▼

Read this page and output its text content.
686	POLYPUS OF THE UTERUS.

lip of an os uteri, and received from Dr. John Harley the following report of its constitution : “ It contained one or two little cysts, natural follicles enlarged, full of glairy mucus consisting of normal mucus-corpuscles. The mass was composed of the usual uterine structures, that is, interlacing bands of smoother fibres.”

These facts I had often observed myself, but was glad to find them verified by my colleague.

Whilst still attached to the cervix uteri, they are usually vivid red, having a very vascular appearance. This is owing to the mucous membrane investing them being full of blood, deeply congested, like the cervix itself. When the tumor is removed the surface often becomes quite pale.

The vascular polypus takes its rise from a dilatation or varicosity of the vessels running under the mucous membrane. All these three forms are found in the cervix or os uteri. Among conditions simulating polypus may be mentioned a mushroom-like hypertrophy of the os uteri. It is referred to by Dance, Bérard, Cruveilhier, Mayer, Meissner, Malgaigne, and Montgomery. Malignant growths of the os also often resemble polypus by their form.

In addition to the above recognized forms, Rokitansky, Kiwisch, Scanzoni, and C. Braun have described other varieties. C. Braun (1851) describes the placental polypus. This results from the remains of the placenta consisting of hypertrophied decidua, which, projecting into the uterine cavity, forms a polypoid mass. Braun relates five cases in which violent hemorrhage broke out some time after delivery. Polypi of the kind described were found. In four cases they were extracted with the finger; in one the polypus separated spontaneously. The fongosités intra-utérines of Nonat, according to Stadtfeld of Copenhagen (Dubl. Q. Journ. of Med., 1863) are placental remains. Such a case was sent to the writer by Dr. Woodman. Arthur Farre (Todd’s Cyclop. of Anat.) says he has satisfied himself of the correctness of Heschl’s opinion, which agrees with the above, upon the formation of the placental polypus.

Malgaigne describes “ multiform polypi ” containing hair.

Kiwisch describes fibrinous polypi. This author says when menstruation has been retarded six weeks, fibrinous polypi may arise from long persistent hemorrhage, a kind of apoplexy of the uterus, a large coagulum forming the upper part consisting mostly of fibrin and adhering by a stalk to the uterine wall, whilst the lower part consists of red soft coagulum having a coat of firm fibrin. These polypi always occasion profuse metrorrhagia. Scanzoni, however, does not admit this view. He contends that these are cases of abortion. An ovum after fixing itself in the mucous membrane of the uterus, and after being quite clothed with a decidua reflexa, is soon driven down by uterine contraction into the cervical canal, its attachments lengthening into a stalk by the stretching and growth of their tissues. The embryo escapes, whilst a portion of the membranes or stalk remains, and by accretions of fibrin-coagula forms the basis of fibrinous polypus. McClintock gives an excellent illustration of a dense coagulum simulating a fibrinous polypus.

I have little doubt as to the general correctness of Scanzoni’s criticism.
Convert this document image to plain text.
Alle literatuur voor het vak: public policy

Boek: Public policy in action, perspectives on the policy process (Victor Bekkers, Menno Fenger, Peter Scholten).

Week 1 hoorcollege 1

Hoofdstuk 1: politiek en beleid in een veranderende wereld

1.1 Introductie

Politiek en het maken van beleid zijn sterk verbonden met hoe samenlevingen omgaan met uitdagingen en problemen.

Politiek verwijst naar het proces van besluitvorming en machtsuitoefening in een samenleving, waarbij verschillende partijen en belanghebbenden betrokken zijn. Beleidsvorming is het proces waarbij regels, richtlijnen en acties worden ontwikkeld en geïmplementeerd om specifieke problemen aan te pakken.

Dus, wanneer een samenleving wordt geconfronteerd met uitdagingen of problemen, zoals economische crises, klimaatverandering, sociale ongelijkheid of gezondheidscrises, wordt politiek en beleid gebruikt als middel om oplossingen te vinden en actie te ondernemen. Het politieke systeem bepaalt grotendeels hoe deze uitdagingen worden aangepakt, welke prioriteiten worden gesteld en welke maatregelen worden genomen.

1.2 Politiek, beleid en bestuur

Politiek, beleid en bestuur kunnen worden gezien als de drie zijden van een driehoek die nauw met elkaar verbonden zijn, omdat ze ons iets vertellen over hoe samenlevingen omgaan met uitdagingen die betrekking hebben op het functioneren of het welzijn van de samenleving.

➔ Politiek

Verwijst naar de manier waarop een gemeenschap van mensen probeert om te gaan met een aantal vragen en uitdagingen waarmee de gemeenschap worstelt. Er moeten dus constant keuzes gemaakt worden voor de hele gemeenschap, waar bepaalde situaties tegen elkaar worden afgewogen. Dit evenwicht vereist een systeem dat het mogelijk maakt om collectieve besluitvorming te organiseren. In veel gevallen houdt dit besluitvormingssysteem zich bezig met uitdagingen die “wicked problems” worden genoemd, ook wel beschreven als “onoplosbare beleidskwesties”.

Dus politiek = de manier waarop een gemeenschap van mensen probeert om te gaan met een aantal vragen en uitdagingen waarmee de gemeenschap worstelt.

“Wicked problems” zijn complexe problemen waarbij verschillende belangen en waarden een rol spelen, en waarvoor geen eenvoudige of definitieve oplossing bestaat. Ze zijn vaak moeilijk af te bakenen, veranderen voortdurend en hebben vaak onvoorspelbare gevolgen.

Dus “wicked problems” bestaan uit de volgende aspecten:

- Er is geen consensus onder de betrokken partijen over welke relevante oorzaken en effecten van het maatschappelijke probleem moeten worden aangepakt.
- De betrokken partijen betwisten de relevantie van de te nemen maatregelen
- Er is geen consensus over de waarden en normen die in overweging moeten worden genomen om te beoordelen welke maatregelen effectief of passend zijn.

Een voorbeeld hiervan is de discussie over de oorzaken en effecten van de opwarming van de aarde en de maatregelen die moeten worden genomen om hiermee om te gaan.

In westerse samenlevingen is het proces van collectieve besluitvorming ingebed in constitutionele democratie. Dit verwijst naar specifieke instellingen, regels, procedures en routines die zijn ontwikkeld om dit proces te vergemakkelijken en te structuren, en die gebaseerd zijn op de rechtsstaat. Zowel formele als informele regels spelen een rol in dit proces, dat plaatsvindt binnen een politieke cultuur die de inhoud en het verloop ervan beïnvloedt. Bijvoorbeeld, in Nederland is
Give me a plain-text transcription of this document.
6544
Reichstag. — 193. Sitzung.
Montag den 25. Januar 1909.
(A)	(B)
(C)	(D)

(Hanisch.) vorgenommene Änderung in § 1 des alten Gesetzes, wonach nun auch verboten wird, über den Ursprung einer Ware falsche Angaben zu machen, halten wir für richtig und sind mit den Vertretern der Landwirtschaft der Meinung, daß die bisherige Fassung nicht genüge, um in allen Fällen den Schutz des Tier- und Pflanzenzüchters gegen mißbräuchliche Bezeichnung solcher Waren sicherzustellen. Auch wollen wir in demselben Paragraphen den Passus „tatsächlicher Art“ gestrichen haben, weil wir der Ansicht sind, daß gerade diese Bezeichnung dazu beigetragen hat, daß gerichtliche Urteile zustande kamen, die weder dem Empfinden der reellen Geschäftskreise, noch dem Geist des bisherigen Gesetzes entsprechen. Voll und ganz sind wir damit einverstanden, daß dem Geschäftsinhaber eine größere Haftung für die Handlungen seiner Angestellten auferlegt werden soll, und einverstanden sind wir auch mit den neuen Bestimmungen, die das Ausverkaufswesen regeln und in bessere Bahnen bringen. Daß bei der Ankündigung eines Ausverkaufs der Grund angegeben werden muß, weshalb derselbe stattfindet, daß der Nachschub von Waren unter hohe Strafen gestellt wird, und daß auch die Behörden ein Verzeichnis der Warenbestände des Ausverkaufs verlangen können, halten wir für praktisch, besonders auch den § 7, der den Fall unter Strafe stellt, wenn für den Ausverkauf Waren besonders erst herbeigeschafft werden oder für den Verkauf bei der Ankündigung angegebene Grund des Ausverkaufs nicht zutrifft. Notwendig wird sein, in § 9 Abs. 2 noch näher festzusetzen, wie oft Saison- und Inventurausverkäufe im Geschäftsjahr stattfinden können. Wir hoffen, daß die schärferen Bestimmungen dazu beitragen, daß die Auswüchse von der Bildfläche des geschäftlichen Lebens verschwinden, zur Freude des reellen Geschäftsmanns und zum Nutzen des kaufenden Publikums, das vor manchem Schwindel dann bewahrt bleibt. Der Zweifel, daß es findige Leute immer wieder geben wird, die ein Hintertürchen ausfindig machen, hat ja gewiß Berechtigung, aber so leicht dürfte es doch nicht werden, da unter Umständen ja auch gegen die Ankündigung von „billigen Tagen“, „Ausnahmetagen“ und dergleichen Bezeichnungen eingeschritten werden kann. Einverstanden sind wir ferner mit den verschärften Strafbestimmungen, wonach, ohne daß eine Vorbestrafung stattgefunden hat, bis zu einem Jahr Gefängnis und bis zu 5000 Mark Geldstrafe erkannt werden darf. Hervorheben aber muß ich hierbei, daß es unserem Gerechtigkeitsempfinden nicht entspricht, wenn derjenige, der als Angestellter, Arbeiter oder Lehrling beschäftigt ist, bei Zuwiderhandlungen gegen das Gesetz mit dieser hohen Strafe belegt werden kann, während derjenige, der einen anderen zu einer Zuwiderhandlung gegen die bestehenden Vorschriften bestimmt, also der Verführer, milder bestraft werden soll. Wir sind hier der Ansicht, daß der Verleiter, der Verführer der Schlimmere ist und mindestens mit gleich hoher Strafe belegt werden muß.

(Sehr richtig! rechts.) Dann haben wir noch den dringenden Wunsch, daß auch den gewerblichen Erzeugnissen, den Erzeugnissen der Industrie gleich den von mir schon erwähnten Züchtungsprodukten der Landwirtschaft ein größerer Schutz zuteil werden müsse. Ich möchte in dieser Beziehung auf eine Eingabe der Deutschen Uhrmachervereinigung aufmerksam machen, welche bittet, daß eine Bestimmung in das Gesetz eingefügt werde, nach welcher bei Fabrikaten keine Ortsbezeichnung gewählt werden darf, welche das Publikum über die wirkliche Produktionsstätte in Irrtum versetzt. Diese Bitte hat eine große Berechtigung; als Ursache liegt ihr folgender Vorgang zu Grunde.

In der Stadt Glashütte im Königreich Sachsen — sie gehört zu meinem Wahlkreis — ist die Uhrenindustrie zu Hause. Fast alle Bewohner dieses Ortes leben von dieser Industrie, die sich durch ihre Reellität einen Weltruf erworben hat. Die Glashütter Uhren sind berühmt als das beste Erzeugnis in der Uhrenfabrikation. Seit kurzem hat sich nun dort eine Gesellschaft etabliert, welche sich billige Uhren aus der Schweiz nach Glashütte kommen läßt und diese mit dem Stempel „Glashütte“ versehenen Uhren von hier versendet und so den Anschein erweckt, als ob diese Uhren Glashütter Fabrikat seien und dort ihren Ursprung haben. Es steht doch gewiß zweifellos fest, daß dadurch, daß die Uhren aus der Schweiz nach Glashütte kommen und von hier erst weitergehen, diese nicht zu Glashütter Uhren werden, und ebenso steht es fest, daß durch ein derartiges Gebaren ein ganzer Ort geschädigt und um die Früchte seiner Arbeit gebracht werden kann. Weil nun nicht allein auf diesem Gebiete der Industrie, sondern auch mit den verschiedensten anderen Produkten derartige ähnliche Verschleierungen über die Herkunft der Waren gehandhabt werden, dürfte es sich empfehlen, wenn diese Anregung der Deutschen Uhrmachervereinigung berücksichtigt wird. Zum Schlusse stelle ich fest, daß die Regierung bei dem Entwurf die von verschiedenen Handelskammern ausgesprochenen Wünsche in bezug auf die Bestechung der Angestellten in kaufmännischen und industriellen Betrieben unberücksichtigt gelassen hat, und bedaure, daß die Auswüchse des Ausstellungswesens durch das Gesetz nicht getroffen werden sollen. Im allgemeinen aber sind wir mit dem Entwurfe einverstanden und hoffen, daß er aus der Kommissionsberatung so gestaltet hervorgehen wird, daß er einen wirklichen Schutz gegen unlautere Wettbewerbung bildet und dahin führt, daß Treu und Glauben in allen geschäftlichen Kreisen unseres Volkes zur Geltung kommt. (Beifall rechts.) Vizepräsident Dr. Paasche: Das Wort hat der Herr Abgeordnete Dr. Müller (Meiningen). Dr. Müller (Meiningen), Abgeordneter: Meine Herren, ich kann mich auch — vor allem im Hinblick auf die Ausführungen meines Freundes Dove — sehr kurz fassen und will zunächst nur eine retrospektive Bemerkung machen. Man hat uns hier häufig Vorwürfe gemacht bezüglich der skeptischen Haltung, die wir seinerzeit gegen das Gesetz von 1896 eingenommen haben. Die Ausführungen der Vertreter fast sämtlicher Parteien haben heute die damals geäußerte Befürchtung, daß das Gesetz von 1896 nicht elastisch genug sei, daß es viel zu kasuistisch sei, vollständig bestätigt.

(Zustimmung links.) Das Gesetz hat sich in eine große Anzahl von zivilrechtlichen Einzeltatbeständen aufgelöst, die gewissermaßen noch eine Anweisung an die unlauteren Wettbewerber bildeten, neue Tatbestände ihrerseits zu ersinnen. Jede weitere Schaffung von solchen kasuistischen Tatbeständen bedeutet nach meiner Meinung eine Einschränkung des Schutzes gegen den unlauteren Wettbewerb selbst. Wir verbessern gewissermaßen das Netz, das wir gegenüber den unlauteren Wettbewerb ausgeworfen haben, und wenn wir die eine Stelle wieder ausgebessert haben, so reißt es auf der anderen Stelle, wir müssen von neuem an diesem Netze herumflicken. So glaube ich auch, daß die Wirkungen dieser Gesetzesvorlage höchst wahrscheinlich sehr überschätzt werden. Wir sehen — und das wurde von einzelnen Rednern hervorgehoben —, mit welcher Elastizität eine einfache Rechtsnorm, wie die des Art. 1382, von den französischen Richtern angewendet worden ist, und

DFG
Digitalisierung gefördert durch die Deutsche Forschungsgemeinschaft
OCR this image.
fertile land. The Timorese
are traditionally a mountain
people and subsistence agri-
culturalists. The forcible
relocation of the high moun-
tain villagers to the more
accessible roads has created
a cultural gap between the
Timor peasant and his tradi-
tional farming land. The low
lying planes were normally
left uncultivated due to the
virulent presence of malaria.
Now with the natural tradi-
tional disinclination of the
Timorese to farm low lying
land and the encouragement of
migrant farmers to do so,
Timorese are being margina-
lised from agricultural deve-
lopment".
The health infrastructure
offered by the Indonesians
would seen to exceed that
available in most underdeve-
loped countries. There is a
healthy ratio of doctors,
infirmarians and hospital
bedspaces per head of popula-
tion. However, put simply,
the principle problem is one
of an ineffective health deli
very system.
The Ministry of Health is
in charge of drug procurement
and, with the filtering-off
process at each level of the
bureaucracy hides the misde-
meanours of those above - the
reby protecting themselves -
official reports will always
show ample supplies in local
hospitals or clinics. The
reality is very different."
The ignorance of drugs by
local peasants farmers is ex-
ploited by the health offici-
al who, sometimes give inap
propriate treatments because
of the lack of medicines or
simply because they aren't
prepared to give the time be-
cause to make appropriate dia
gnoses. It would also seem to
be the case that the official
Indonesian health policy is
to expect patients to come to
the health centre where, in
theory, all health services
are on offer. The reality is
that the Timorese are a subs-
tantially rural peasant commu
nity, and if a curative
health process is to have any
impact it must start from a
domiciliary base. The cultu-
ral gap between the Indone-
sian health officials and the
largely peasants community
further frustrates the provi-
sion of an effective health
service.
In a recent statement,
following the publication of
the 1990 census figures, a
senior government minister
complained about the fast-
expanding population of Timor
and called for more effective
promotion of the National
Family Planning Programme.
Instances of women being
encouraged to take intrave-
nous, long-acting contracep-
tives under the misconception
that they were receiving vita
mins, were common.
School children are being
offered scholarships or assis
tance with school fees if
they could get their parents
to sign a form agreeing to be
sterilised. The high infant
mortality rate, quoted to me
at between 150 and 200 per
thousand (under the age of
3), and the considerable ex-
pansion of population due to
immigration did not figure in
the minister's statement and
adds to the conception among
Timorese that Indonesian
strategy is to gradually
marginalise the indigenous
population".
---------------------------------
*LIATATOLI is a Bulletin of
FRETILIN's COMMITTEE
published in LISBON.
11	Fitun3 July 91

▲

_TASK ITEM_.
In the material above, find every line that has the string "farmers" and pull those lines out.

_RESULT_.
migrant farmers to do so,
local peasants farmers is ex-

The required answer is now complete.